CHALLENGE:
Retype the line where "Decode this image" appears and each line that follows it down to the last line of the records below. Leave the pictures out.
....................
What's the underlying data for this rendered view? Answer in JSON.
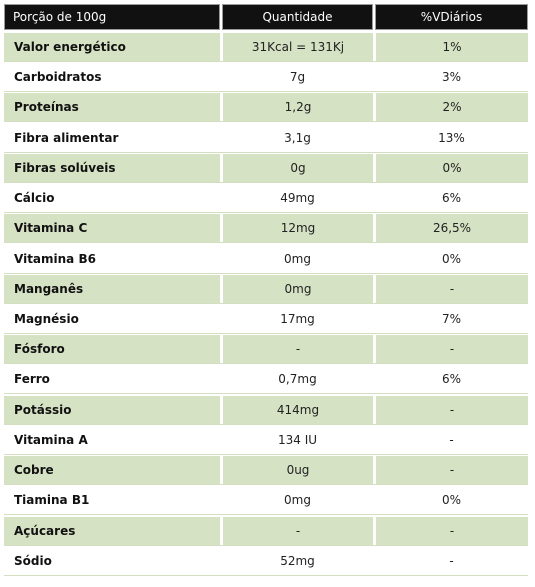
{
  "header": {
    "col1": "Porção de 100g",
    "col2": "Quantidade",
    "col3": "%VDiários"
  },
  "colors": {
    "header_bg": "#111111",
    "alt_row_bg": "#d6e2c4",
    "row_bg": "#ffffff"
  },
  "rows": [
    {
      "name": "Valor energético",
      "qty": "31Kcal = 131Kj",
      "vd": "1%"
    },
    {
      "name": "Carboidratos",
      "qty": "7g",
      "vd": "3%"
    },
    {
      "name": "Proteínas",
      "qty": "1,2g",
      "vd": "2%"
    },
    {
      "name": "Fibra alimentar",
      "qty": "3,1g",
      "vd": "13%"
    },
    {
      "name": "Fibras solúveis",
      "qty": "0g",
      "vd": "0%"
    },
    {
      "name": "Cálcio",
      "qty": "49mg",
      "vd": "6%"
    },
    {
      "name": "Vitamina C",
      "qty": "12mg",
      "vd": "26,5%"
    },
    {
      "name": "Vitamina B6",
      "qty": "0mg",
      "vd": "0%"
    },
    {
      "name": "Manganês",
      "qty": "0mg",
      "vd": "-"
    },
    {
      "name": "Magnésio",
      "qty": "17mg",
      "vd": "7%"
    },
    {
      "name": "Fósforo",
      "qty": "-",
      "vd": "-"
    },
    {
      "name": "Ferro",
      "qty": "0,7mg",
      "vd": "6%"
    },
    {
      "name": "Potássio",
      "qty": "414mg",
      "vd": "-"
    },
    {
      "name": "Vitamina A",
      "qty": "134 IU",
      "vd": "-"
    },
    {
      "name": "Cobre",
      "qty": "0ug",
      "vd": "-"
    },
    {
      "name": "Tiamina B1",
      "qty": "0mg",
      "vd": "0%"
    },
    {
      "name": "Açúcares",
      "qty": "-",
      "vd": "-"
    },
    {
      "name": "Sódio",
      "qty": "52mg",
      "vd": "-"
    }
  ]
}
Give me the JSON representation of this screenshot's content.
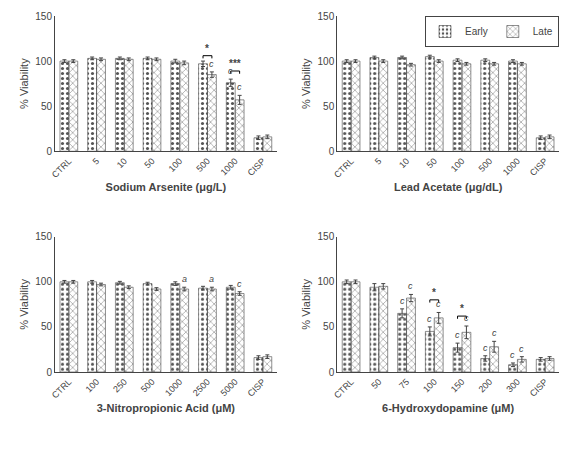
{
  "chart_data": [
    {
      "type": "bar",
      "xlabel": "Sodium Arsenite (μg/L)",
      "ylabel": "% Viability",
      "categories": [
        "CTRL",
        "5",
        "10",
        "50",
        "100",
        "500",
        "1000",
        "CISP"
      ],
      "series": [
        {
          "name": "Early",
          "color": "#555555",
          "values": [
            100,
            103,
            103,
            103,
            100,
            97,
            76,
            15
          ],
          "errors": [
            1.5,
            1.5,
            1.5,
            1.5,
            2,
            3,
            4,
            2
          ]
        },
        {
          "name": "Late",
          "color": "#aaaaaa",
          "values": [
            100,
            102,
            102,
            102,
            98,
            85,
            57,
            16
          ],
          "errors": [
            1.5,
            1.5,
            1.5,
            1.5,
            2,
            3,
            5,
            2
          ]
        }
      ],
      "ylim": [
        0,
        150
      ],
      "yticks": [
        0,
        50,
        100,
        150
      ],
      "grid": false,
      "annotations": [
        {
          "category": "500",
          "series": "Late",
          "text": "c"
        },
        {
          "category": "1000",
          "series": "Early",
          "text": "c"
        },
        {
          "category": "1000",
          "series": "Late",
          "text": "c"
        }
      ],
      "brackets": [
        {
          "category": "500",
          "y": 106,
          "drop": 3,
          "text": "*"
        },
        {
          "category": "1000",
          "y": 89,
          "drop": 3,
          "text": "***"
        }
      ]
    },
    {
      "type": "bar",
      "xlabel": "Lead Acetate (μg/dL)",
      "ylabel": "% Viability",
      "categories": [
        "CTRL",
        "5",
        "10",
        "50",
        "100",
        "500",
        "1000",
        "CISP"
      ],
      "series": [
        {
          "name": "Early",
          "color": "#555555",
          "values": [
            100,
            104,
            104,
            105,
            101,
            101,
            100,
            15
          ],
          "errors": [
            1.5,
            1.5,
            1.5,
            1.5,
            1.5,
            1.5,
            1.5,
            2
          ]
        },
        {
          "name": "Late",
          "color": "#aaaaaa",
          "values": [
            100,
            100,
            96,
            100,
            97,
            97,
            97,
            16
          ],
          "errors": [
            1.5,
            1.5,
            1.5,
            1.5,
            1.5,
            1.5,
            1.5,
            2
          ]
        }
      ],
      "ylim": [
        0,
        150
      ],
      "yticks": [
        0,
        50,
        100,
        150
      ],
      "grid": false,
      "legend": "upper right"
    },
    {
      "type": "bar",
      "xlabel": "3-Nitropropionic Acid (μM)",
      "ylabel": "% Viability",
      "categories": [
        "CTRL",
        "100",
        "250",
        "500",
        "1000",
        "2500",
        "5000",
        "CISP"
      ],
      "series": [
        {
          "name": "Early",
          "color": "#555555",
          "values": [
            100,
            100,
            99,
            98,
            98,
            93,
            94,
            16
          ],
          "errors": [
            1.5,
            1.5,
            1.5,
            1.5,
            2,
            2,
            2,
            2
          ]
        },
        {
          "name": "Late",
          "color": "#aaaaaa",
          "values": [
            100,
            97,
            94,
            92,
            92,
            92,
            87,
            17
          ],
          "errors": [
            1.5,
            1.5,
            1.5,
            1.5,
            2,
            2,
            2,
            2
          ]
        }
      ],
      "ylim": [
        0,
        150
      ],
      "yticks": [
        0,
        50,
        100,
        150
      ],
      "grid": false,
      "annotations": [
        {
          "category": "1000",
          "series": "Late",
          "text": "a"
        },
        {
          "category": "2500",
          "series": "Late",
          "text": "a"
        },
        {
          "category": "5000",
          "series": "Late",
          "text": "c"
        }
      ]
    },
    {
      "type": "bar",
      "xlabel": "6-Hydroxydopamine (μM)",
      "ylabel": "% Viability",
      "categories": [
        "CTRL",
        "50",
        "75",
        "100",
        "150",
        "200",
        "300",
        "CISP"
      ],
      "series": [
        {
          "name": "Early",
          "color": "#555555",
          "values": [
            100,
            94,
            65,
            45,
            27,
            15,
            8,
            14
          ],
          "errors": [
            2,
            4,
            5,
            5,
            5,
            3,
            2,
            2
          ]
        },
        {
          "name": "Late",
          "color": "#aaaaaa",
          "values": [
            100,
            95,
            82,
            60,
            44,
            28,
            14,
            15
          ],
          "errors": [
            2,
            3,
            4,
            6,
            7,
            6,
            3,
            2
          ]
        }
      ],
      "ylim": [
        0,
        150
      ],
      "yticks": [
        0,
        50,
        100,
        150
      ],
      "grid": false,
      "annotations": [
        {
          "category": "75",
          "series": "Early",
          "text": "c"
        },
        {
          "category": "75",
          "series": "Late",
          "text": "c"
        },
        {
          "category": "100",
          "series": "Early",
          "text": "c"
        },
        {
          "category": "100",
          "series": "Late",
          "text": "c"
        },
        {
          "category": "150",
          "series": "Early",
          "text": "c"
        },
        {
          "category": "150",
          "series": "Late",
          "text": "c"
        },
        {
          "category": "200",
          "series": "Early",
          "text": "c"
        },
        {
          "category": "200",
          "series": "Late",
          "text": "c"
        },
        {
          "category": "300",
          "series": "Early",
          "text": "c"
        },
        {
          "category": "300",
          "series": "Late",
          "text": "c"
        }
      ],
      "brackets": [
        {
          "category": "100",
          "y": 80,
          "drop": 3,
          "text": "*"
        },
        {
          "category": "150",
          "y": 62,
          "drop": 3,
          "text": "*"
        }
      ]
    }
  ]
}
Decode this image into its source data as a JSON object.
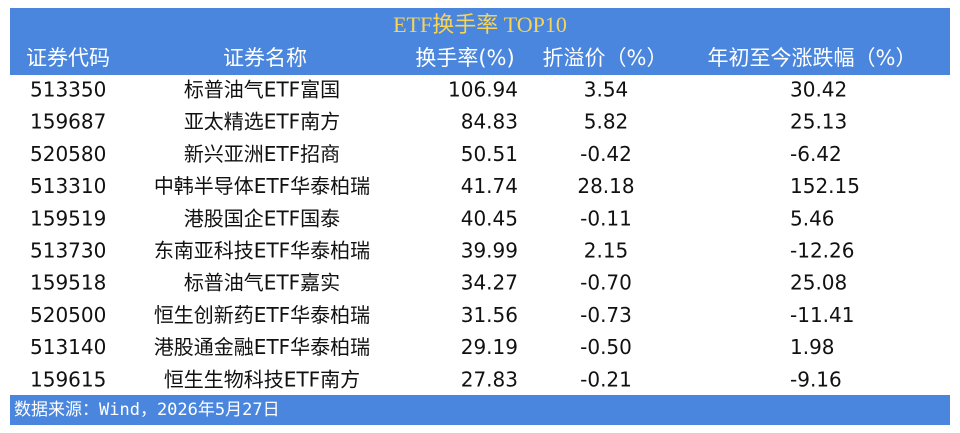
{
  "title": "ETF换手率 TOP10",
  "table": {
    "header": [
      "证券代码",
      "证券名称",
      "换手率(%)",
      "折溢价（%）",
      "年初至今涨跌幅（%）"
    ],
    "rows": [
      [
        "513350",
        "标普油气ETF富国",
        "106.94",
        "3.54",
        "30.42"
      ],
      [
        "159687",
        "亚太精选ETF南方",
        "84.83",
        "5.82",
        "25.13"
      ],
      [
        "520580",
        "新兴亚洲ETF招商",
        "50.51",
        "-0.42",
        "-6.42"
      ],
      [
        "513310",
        "中韩半导体ETF华泰柏瑞",
        "41.74",
        "28.18",
        "152.15"
      ],
      [
        "159519",
        "港股国企ETF国泰",
        "40.45",
        "-0.11",
        "5.46"
      ],
      [
        "513730",
        "东南亚科技ETF华泰柏瑞",
        "39.99",
        "2.15",
        "-12.26"
      ],
      [
        "159518",
        "标普油气ETF嘉实",
        "34.27",
        "-0.70",
        "25.08"
      ],
      [
        "520500",
        "恒生创新药ETF华泰柏瑞",
        "31.56",
        "-0.73",
        "-11.41"
      ],
      [
        "513140",
        "港股通金融ETF华泰柏瑞",
        "29.19",
        "-0.50",
        "1.98"
      ],
      [
        "159615",
        "恒生生物科技ETF南方",
        "27.83",
        "-0.21",
        "-9.16"
      ]
    ]
  },
  "footer": "数据来源：Wind，2026年5月27日"
}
....................
PROBLEM SOLUTION:
Decode this image into its source data as a JSON object.
{
  "title": "ETF换手率 TOP10",
  "table": {
    "header": [
      "证券代码",
      "证券名称",
      "换手率(%)",
      "折溢价（%）",
      "年初至今涨跌幅（%）"
    ],
    "rows": [
      [
        "513350",
        "标普油气ETF富国",
        "106.94",
        "3.54",
        "30.42"
      ],
      [
        "159687",
        "亚太精选ETF南方",
        "84.83",
        "5.82",
        "25.13"
      ],
      [
        "520580",
        "新兴亚洲ETF招商",
        "50.51",
        "-0.42",
        "-6.42"
      ],
      [
        "513310",
        "中韩半导体ETF华泰柏瑞",
        "41.74",
        "28.18",
        "152.15"
      ],
      [
        "159519",
        "港股国企ETF国泰",
        "40.45",
        "-0.11",
        "5.46"
      ],
      [
        "513730",
        "东南亚科技ETF华泰柏瑞",
        "39.99",
        "2.15",
        "-12.26"
      ],
      [
        "159518",
        "标普油气ETF嘉实",
        "34.27",
        "-0.70",
        "25.08"
      ],
      [
        "520500",
        "恒生创新药ETF华泰柏瑞",
        "31.56",
        "-0.73",
        "-11.41"
      ],
      [
        "513140",
        "港股通金融ETF华泰柏瑞",
        "29.19",
        "-0.50",
        "1.98"
      ],
      [
        "159615",
        "恒生生物科技ETF南方",
        "27.83",
        "-0.21",
        "-9.16"
      ]
    ]
  },
  "footer": "数据来源：Wind，2026年5月27日"
}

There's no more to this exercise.